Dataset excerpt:
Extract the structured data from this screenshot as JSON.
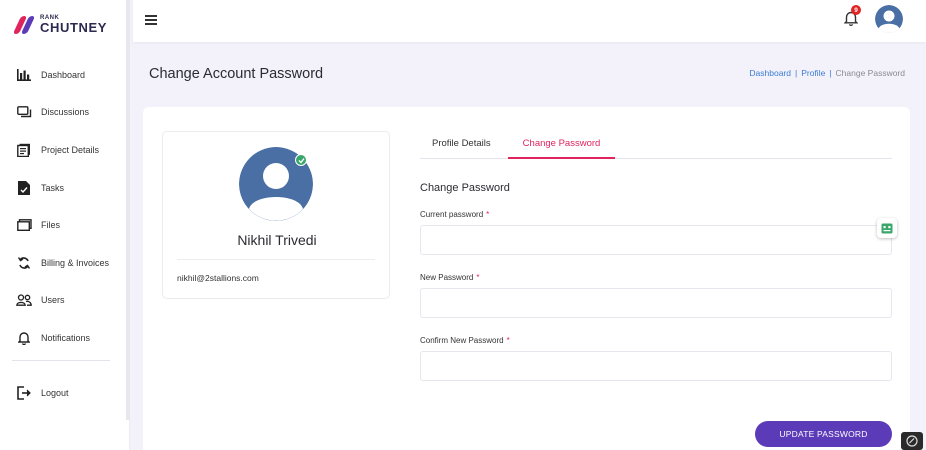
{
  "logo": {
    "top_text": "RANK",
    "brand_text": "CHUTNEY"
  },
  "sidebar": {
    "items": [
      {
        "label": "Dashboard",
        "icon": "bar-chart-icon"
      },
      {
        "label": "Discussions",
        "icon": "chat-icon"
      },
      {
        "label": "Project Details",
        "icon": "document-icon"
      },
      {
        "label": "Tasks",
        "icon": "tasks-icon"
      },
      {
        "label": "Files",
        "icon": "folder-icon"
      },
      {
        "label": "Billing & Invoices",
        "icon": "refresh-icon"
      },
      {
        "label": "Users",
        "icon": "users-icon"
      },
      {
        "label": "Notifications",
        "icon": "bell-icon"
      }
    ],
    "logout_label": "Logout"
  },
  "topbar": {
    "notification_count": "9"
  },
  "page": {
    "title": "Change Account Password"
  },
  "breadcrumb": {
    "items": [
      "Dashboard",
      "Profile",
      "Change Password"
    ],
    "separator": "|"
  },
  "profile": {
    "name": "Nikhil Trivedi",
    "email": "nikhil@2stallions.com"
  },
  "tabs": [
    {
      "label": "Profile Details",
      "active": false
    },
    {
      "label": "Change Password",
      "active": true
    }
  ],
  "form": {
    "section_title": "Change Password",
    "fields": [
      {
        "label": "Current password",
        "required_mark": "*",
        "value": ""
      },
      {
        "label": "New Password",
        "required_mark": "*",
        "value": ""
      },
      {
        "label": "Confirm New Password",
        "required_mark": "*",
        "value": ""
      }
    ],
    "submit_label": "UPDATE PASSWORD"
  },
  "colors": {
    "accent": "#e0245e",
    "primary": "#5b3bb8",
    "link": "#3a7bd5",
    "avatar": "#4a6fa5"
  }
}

==

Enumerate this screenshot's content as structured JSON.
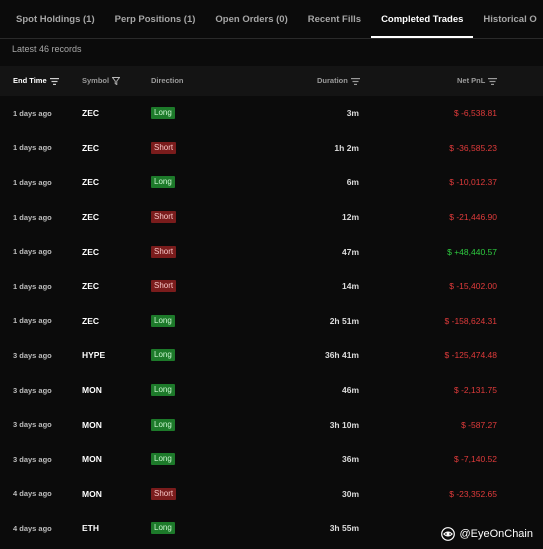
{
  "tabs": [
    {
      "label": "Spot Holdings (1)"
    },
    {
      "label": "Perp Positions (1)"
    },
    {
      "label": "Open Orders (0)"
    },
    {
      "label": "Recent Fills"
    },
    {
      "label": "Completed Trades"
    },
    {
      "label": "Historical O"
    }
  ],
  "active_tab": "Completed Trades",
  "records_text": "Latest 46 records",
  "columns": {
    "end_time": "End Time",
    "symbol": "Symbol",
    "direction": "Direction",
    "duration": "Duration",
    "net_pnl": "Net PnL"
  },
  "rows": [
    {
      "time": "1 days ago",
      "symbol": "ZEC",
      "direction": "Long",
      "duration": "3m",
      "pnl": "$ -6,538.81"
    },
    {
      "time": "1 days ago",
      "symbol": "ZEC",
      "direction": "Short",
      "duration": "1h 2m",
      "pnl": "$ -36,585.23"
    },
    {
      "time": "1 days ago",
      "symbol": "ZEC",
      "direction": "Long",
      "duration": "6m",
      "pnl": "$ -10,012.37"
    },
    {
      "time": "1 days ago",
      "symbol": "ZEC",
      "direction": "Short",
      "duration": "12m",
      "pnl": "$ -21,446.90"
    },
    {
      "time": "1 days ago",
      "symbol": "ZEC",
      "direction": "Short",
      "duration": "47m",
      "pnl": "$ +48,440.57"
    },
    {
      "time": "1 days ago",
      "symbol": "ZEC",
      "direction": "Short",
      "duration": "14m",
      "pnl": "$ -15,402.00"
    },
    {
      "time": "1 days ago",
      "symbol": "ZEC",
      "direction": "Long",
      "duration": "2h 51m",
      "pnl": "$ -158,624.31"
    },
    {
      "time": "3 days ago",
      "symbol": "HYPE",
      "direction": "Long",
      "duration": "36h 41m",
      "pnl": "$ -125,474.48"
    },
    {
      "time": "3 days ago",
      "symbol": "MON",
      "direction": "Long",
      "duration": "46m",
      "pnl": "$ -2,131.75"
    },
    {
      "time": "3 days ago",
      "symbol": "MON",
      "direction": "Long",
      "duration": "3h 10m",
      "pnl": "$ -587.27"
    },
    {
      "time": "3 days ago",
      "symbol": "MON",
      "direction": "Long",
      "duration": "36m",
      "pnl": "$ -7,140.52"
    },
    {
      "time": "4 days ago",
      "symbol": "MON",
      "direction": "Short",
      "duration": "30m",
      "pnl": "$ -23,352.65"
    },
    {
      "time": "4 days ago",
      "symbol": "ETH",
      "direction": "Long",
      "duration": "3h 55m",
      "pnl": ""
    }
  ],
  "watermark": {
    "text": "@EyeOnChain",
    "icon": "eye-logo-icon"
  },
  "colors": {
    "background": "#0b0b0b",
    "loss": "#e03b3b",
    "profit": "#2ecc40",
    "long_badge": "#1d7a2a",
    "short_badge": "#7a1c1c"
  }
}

WHAT IS EXPECTED: Return every line in the listing that contains the word "Details".

ANSWER TO THIS EXERCISE:
        "label": "Project Details",
      "label": "Profile Details",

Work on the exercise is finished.